### DATA SECTION

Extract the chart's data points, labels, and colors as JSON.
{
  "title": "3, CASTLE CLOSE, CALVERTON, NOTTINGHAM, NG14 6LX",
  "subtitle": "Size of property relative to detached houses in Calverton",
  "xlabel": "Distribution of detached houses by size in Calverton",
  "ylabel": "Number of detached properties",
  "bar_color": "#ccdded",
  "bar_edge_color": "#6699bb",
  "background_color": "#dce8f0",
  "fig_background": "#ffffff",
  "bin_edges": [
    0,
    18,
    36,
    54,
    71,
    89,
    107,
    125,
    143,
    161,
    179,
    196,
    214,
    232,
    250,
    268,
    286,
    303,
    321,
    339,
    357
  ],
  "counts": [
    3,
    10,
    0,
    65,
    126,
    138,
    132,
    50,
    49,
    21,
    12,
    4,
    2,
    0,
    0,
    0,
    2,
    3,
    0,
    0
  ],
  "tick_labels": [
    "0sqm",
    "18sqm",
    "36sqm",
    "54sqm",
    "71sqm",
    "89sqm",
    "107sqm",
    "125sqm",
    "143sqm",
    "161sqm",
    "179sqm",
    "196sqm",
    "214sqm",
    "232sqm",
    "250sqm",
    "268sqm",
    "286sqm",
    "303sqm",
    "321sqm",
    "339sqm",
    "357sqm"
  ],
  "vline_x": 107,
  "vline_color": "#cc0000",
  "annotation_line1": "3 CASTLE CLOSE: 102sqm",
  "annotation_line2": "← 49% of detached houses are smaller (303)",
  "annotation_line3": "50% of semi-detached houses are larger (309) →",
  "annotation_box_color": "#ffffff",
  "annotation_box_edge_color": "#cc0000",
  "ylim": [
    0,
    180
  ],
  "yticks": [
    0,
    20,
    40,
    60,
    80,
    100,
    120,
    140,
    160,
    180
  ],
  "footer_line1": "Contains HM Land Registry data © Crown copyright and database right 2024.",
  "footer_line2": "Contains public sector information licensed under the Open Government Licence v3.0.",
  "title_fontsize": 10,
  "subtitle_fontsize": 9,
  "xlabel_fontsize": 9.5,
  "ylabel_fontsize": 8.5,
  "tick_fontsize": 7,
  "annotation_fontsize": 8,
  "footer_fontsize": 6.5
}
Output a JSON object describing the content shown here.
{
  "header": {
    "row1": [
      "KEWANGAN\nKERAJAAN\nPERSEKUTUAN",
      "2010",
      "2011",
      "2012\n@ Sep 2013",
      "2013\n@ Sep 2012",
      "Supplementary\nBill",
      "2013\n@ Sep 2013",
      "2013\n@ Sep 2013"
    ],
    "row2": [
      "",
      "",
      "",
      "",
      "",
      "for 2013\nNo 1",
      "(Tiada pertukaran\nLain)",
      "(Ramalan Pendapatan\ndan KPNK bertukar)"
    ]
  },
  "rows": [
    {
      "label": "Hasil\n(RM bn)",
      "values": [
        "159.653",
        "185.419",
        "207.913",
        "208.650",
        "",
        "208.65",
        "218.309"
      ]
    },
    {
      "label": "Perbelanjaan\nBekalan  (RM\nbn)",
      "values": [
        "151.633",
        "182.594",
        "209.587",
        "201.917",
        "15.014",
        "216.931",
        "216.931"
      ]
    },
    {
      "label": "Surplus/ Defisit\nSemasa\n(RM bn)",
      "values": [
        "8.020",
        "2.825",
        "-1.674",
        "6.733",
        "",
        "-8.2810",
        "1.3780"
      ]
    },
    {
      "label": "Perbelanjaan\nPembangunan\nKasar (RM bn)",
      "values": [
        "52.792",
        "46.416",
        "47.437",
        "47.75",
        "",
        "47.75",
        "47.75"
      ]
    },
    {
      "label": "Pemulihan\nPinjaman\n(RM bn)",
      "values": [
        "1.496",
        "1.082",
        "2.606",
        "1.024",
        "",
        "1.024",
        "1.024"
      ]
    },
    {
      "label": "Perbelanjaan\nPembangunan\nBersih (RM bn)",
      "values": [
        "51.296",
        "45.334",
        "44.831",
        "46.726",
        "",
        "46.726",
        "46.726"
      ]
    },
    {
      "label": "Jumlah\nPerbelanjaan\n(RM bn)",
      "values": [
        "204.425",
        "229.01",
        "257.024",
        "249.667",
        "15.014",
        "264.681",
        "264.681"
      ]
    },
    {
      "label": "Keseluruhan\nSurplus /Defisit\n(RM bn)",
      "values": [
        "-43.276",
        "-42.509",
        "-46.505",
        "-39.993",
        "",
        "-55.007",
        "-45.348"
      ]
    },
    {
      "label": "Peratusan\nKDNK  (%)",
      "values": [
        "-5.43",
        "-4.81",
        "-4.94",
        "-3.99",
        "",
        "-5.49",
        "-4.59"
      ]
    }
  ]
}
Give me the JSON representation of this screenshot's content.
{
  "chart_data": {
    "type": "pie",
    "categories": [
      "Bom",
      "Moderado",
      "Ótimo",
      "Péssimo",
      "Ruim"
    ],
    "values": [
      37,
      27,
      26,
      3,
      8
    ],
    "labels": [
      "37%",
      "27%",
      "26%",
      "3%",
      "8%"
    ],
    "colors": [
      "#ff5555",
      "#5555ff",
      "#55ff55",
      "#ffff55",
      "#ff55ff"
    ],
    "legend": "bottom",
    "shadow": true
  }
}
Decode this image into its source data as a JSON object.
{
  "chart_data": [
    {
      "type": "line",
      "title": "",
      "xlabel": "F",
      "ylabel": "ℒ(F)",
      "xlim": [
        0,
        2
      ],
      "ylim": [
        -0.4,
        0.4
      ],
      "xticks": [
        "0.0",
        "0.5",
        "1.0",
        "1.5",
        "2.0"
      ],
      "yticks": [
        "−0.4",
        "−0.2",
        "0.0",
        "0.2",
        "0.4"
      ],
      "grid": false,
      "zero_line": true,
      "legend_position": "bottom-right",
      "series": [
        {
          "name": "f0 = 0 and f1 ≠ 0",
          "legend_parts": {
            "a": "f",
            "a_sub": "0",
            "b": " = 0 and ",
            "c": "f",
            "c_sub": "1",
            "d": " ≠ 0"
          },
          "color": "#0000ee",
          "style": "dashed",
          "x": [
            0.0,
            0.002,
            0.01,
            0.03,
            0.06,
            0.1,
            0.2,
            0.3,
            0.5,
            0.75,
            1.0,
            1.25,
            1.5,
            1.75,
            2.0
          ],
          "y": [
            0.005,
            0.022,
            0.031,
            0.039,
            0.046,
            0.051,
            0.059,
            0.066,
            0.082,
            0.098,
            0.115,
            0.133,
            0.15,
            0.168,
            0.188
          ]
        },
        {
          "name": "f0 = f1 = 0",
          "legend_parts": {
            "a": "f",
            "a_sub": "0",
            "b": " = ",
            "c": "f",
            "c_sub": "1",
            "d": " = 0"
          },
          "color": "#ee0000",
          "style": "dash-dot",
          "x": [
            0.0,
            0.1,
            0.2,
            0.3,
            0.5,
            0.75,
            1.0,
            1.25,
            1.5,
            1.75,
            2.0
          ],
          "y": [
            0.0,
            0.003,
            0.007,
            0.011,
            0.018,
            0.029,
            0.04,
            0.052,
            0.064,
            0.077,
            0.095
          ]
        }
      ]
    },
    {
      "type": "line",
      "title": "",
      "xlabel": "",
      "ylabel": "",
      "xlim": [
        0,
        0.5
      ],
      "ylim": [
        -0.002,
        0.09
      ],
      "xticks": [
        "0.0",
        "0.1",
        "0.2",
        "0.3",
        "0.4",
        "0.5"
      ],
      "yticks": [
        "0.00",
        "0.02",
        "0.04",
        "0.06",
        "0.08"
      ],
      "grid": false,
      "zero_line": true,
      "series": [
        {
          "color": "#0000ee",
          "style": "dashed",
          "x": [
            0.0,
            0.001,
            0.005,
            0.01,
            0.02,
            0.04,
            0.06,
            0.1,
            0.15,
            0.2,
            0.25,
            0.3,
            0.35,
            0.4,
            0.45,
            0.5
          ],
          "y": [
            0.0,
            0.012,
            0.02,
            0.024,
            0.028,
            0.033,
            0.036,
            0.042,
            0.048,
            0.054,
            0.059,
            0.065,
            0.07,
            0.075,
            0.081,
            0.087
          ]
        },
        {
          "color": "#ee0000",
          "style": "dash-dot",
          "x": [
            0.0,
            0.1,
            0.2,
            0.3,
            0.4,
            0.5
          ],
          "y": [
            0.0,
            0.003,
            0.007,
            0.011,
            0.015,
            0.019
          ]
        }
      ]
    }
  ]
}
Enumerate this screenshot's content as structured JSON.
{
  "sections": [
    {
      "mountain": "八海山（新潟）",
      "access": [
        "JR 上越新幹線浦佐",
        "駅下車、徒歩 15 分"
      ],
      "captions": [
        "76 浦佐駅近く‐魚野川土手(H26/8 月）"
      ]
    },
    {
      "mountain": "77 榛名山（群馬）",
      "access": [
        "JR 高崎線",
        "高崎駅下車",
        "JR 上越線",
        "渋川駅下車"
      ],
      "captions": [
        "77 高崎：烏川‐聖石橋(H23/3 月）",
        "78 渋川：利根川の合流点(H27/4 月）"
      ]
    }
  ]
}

### WHAT YOU HAVE TO DO
Reproduce, word for word, every line starting at the line that contains "Enumerate this screenshot's" and ending with the final line of the entries.

### RESULT FOR THIS EXERCISE
Enumerate this screenshot's content as structured JSON.
{
  "sections": [
    {
      "mountain": "八海山（新潟）",
      "access": [
        "JR 上越新幹線浦佐",
        "駅下車、徒歩 15 分"
      ],
      "captions": [
        "76 浦佐駅近く‐魚野川土手(H26/8 月）"
      ]
    },
    {
      "mountain": "77 榛名山（群馬）",
      "access": [
        "JR 高崎線",
        "高崎駅下車",
        "JR 上越線",
        "渋川駅下車"
      ],
      "captions": [
        "77 高崎：烏川‐聖石橋(H23/3 月）",
        "78 渋川：利根川の合流点(H27/4 月）"
      ]
    }
  ]
}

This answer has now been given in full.